* [Job] Send back the records in full, character for character.

[Stored data]
********************
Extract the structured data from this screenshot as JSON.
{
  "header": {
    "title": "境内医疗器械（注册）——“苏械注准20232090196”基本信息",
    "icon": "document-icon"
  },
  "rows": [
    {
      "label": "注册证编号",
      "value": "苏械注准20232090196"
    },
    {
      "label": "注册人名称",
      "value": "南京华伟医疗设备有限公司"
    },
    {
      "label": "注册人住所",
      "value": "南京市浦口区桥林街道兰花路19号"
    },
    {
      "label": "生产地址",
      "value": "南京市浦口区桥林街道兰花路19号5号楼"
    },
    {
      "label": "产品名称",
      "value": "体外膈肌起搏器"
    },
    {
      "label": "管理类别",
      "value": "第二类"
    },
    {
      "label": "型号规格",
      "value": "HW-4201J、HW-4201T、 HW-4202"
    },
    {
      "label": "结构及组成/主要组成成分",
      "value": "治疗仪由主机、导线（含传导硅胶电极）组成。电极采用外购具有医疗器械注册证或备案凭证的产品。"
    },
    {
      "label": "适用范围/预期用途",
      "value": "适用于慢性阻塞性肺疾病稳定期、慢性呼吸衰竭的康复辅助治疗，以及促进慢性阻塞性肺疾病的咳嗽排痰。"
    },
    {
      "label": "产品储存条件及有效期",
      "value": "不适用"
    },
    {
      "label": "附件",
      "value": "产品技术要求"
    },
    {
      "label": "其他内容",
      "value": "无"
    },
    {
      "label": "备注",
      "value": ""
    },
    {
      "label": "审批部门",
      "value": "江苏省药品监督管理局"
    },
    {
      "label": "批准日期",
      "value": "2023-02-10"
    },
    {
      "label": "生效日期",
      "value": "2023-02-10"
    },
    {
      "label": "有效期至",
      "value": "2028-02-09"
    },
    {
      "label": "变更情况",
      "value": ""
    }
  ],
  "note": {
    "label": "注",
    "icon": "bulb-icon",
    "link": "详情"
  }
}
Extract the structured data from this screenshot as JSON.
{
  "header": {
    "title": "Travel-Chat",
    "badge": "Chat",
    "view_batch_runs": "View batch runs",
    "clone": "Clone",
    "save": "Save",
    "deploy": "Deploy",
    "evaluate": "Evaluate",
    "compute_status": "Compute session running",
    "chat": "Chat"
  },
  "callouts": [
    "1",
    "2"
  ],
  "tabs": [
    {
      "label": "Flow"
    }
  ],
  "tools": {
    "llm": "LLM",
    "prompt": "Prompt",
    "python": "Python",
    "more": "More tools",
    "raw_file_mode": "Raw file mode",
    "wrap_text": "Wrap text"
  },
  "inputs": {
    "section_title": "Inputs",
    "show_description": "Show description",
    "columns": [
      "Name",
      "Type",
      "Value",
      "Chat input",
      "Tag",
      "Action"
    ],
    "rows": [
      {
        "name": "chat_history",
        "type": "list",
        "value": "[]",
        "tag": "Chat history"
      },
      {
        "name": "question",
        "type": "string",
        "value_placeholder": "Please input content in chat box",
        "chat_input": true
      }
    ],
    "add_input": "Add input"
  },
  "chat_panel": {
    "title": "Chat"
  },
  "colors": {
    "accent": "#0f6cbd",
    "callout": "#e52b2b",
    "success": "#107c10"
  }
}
********************
* [Response to this task]
Extract the structured data from this screenshot as JSON.
{
  "header": {
    "title": "境内医疗器械（注册）——“苏械注准20232090196”基本信息",
    "icon": "document-icon"
  },
  "rows": [
    {
      "label": "注册证编号",
      "value": "苏械注准20232090196"
    },
    {
      "label": "注册人名称",
      "value": "南京华伟医疗设备有限公司"
    },
    {
      "label": "注册人住所",
      "value": "南京市浦口区桥林街道兰花路19号"
    },
    {
      "label": "生产地址",
      "value": "南京市浦口区桥林街道兰花路19号5号楼"
    },
    {
      "label": "产品名称",
      "value": "体外膈肌起搏器"
    },
    {
      "label": "管理类别",
      "value": "第二类"
    },
    {
      "label": "型号规格",
      "value": "HW-4201J、HW-4201T、 HW-4202"
    },
    {
      "label": "结构及组成/主要组成成分",
      "value": "治疗仪由主机、导线（含传导硅胶电极）组成。电极采用外购具有医疗器械注册证或备案凭证的产品。"
    },
    {
      "label": "适用范围/预期用途",
      "value": "适用于慢性阻塞性肺疾病稳定期、慢性呼吸衰竭的康复辅助治疗，以及促进慢性阻塞性肺疾病的咳嗽排痰。"
    },
    {
      "label": "产品储存条件及有效期",
      "value": "不适用"
    },
    {
      "label": "附件",
      "value": "产品技术要求"
    },
    {
      "label": "其他内容",
      "value": "无"
    },
    {
      "label": "备注",
      "value": ""
    },
    {
      "label": "审批部门",
      "value": "江苏省药品监督管理局"
    },
    {
      "label": "批准日期",
      "value": "2023-02-10"
    },
    {
      "label": "生效日期",
      "value": "2023-02-10"
    },
    {
      "label": "有效期至",
      "value": "2028-02-09"
    },
    {
      "label": "变更情况",
      "value": ""
    }
  ],
  "note": {
    "label": "注",
    "icon": "bulb-icon",
    "link": "详情"
  }
}
Extract the structured data from this screenshot as JSON.
{
  "header": {
    "title": "Travel-Chat",
    "badge": "Chat",
    "view_batch_runs": "View batch runs",
    "clone": "Clone",
    "save": "Save",
    "deploy": "Deploy",
    "evaluate": "Evaluate",
    "compute_status": "Compute session running",
    "chat": "Chat"
  },
  "callouts": [
    "1",
    "2"
  ],
  "tabs": [
    {
      "label": "Flow"
    }
  ],
  "tools": {
    "llm": "LLM",
    "prompt": "Prompt",
    "python": "Python",
    "more": "More tools",
    "raw_file_mode": "Raw file mode",
    "wrap_text": "Wrap text"
  },
  "inputs": {
    "section_title": "Inputs",
    "show_description": "Show description",
    "columns": [
      "Name",
      "Type",
      "Value",
      "Chat input",
      "Tag",
      "Action"
    ],
    "rows": [
      {
        "name": "chat_history",
        "type": "list",
        "value": "[]",
        "tag": "Chat history"
      },
      {
        "name": "question",
        "type": "string",
        "value_placeholder": "Please input content in chat box",
        "chat_input": true
      }
    ],
    "add_input": "Add input"
  },
  "chat_panel": {
    "title": "Chat"
  },
  "colors": {
    "accent": "#0f6cbd",
    "callout": "#e52b2b",
    "success": "#107c10"
  }
}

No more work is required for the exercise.